* _STORED DATA_:
□ □ □ □ □
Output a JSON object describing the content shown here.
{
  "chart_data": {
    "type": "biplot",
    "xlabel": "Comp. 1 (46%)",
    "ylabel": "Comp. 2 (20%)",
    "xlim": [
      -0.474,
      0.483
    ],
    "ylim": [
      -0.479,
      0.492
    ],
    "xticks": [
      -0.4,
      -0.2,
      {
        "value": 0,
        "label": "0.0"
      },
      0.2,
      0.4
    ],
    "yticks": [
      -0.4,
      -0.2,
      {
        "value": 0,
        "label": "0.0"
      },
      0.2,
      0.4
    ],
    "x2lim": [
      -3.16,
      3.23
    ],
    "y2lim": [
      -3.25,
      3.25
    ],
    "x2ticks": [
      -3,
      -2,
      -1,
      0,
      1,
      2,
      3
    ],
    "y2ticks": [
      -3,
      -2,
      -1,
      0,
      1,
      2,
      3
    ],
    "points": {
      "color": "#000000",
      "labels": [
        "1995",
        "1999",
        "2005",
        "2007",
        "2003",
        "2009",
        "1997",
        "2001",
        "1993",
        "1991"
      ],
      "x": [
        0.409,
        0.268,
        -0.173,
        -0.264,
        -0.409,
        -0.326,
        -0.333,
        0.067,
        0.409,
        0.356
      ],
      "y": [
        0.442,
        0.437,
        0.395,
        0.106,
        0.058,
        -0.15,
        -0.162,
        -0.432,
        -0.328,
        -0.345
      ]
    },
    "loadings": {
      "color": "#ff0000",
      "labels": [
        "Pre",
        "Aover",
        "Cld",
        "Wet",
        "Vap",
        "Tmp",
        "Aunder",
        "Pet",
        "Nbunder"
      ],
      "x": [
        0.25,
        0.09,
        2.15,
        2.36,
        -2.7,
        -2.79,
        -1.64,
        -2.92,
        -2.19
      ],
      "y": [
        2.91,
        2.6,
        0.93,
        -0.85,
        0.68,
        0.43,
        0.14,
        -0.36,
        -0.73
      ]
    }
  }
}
□ □ □ □ □
Extract the whole listing, character for character.

* _REPLY_:
Output a JSON object describing the content shown here.
{
  "chart_data": {
    "type": "biplot",
    "xlabel": "Comp. 1 (46%)",
    "ylabel": "Comp. 2 (20%)",
    "xlim": [
      -0.474,
      0.483
    ],
    "ylim": [
      -0.479,
      0.492
    ],
    "xticks": [
      -0.4,
      -0.2,
      {
        "value": 0,
        "label": "0.0"
      },
      0.2,
      0.4
    ],
    "yticks": [
      -0.4,
      -0.2,
      {
        "value": 0,
        "label": "0.0"
      },
      0.2,
      0.4
    ],
    "x2lim": [
      -3.16,
      3.23
    ],
    "y2lim": [
      -3.25,
      3.25
    ],
    "x2ticks": [
      -3,
      -2,
      -1,
      0,
      1,
      2,
      3
    ],
    "y2ticks": [
      -3,
      -2,
      -1,
      0,
      1,
      2,
      3
    ],
    "points": {
      "color": "#000000",
      "labels": [
        "1995",
        "1999",
        "2005",
        "2007",
        "2003",
        "2009",
        "1997",
        "2001",
        "1993",
        "1991"
      ],
      "x": [
        0.409,
        0.268,
        -0.173,
        -0.264,
        -0.409,
        -0.326,
        -0.333,
        0.067,
        0.409,
        0.356
      ],
      "y": [
        0.442,
        0.437,
        0.395,
        0.106,
        0.058,
        -0.15,
        -0.162,
        -0.432,
        -0.328,
        -0.345
      ]
    },
    "loadings": {
      "color": "#ff0000",
      "labels": [
        "Pre",
        "Aover",
        "Cld",
        "Wet",
        "Vap",
        "Tmp",
        "Aunder",
        "Pet",
        "Nbunder"
      ],
      "x": [
        0.25,
        0.09,
        2.15,
        2.36,
        -2.7,
        -2.79,
        -1.64,
        -2.92,
        -2.19
      ],
      "y": [
        2.91,
        2.6,
        0.93,
        -0.85,
        0.68,
        0.43,
        0.14,
        -0.36,
        -0.73
      ]
    }
  }
}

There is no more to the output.